§ **DESCRIPTION OF THE TASK**: Copy the records below exactly, leaving out every picture.

+++ LISTING +++

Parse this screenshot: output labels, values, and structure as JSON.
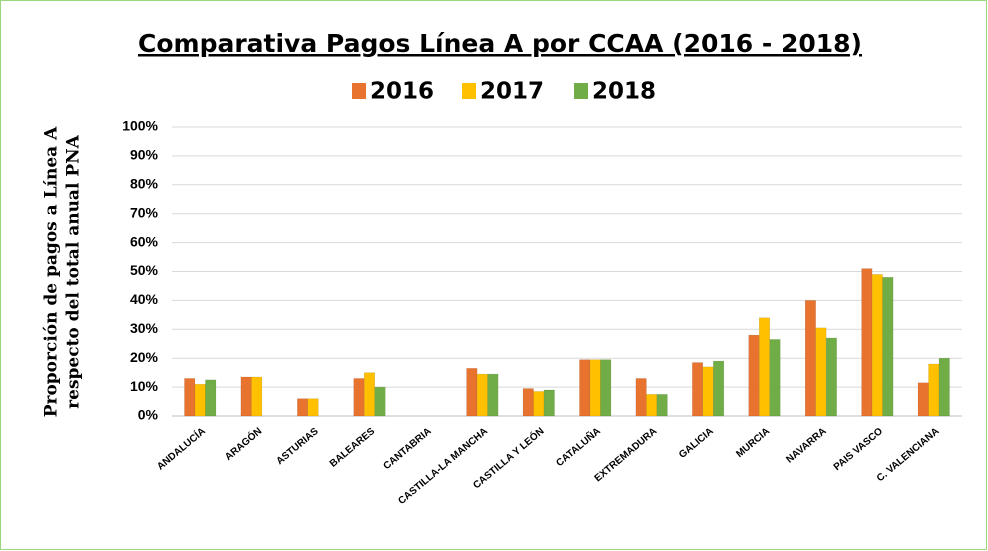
{
  "chart_data": {
    "type": "bar",
    "title": "Comparativa Pagos Línea A por CCAA (2016 - 2018)",
    "y_label": [
      "Proporción de pagos a Línea A",
      "respecto del total anual PNA"
    ],
    "categories": [
      "ANDALUCÍA",
      "ARAGÓN",
      "ASTURIAS",
      "BALEARES",
      "CANTABRIA",
      "CASTILLA-LA MANCHA",
      "CASTILLA Y LEÓN",
      "CATALUÑA",
      "EXTREMADURA",
      "GALICIA",
      "MURCIA",
      "NAVARRA",
      "PAIS VASCO",
      "C. VALENCIANA"
    ],
    "series": [
      {
        "name": "2016",
        "color": "#e8732e",
        "values": [
          13,
          13.5,
          6,
          13,
          null,
          16.5,
          9.5,
          19.5,
          13,
          18.5,
          28,
          40,
          51,
          11.5
        ]
      },
      {
        "name": "2017",
        "color": "#ffc000",
        "values": [
          11,
          13.5,
          6,
          15,
          null,
          14.5,
          8.5,
          19.5,
          7.5,
          17,
          34,
          30.5,
          49,
          18
        ]
      },
      {
        "name": "2018",
        "color": "#70ad47",
        "values": [
          12.5,
          null,
          null,
          10,
          null,
          14.5,
          9,
          19.5,
          7.5,
          19,
          26.5,
          27,
          48,
          20
        ]
      }
    ],
    "ylim": [
      0,
      100
    ],
    "yticks": [
      {
        "value": 0,
        "label": "0%"
      },
      {
        "value": 10,
        "label": "10%"
      },
      {
        "value": 20,
        "label": "20%"
      },
      {
        "value": 30,
        "label": "30%"
      },
      {
        "value": 40,
        "label": "40%"
      },
      {
        "value": 50,
        "label": "50%"
      },
      {
        "value": 60,
        "label": "60%"
      },
      {
        "value": 70,
        "label": "70%"
      },
      {
        "value": 80,
        "label": "80%"
      },
      {
        "value": 90,
        "label": "90%"
      },
      {
        "value": 100,
        "label": "100%"
      }
    ],
    "grid": true,
    "legend": "top"
  }
}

+++

§ **RESPONSE TO THIS TASK**:
Parse this screenshot: output labels, values, and structure as JSON.
{
  "chart_data": {
    "type": "bar",
    "title": "Comparativa Pagos Línea A por CCAA (2016 - 2018)",
    "y_label": [
      "Proporción de pagos a Línea A",
      "respecto del total anual PNA"
    ],
    "categories": [
      "ANDALUCÍA",
      "ARAGÓN",
      "ASTURIAS",
      "BALEARES",
      "CANTABRIA",
      "CASTILLA-LA MANCHA",
      "CASTILLA Y LEÓN",
      "CATALUÑA",
      "EXTREMADURA",
      "GALICIA",
      "MURCIA",
      "NAVARRA",
      "PAIS VASCO",
      "C. VALENCIANA"
    ],
    "series": [
      {
        "name": "2016",
        "color": "#e8732e",
        "values": [
          13,
          13.5,
          6,
          13,
          null,
          16.5,
          9.5,
          19.5,
          13,
          18.5,
          28,
          40,
          51,
          11.5
        ]
      },
      {
        "name": "2017",
        "color": "#ffc000",
        "values": [
          11,
          13.5,
          6,
          15,
          null,
          14.5,
          8.5,
          19.5,
          7.5,
          17,
          34,
          30.5,
          49,
          18
        ]
      },
      {
        "name": "2018",
        "color": "#70ad47",
        "values": [
          12.5,
          null,
          null,
          10,
          null,
          14.5,
          9,
          19.5,
          7.5,
          19,
          26.5,
          27,
          48,
          20
        ]
      }
    ],
    "ylim": [
      0,
      100
    ],
    "yticks": [
      {
        "value": 0,
        "label": "0%"
      },
      {
        "value": 10,
        "label": "10%"
      },
      {
        "value": 20,
        "label": "20%"
      },
      {
        "value": 30,
        "label": "30%"
      },
      {
        "value": 40,
        "label": "40%"
      },
      {
        "value": 50,
        "label": "50%"
      },
      {
        "value": 60,
        "label": "60%"
      },
      {
        "value": 70,
        "label": "70%"
      },
      {
        "value": 80,
        "label": "80%"
      },
      {
        "value": 90,
        "label": "90%"
      },
      {
        "value": 100,
        "label": "100%"
      }
    ],
    "grid": true,
    "legend": "top"
  }
}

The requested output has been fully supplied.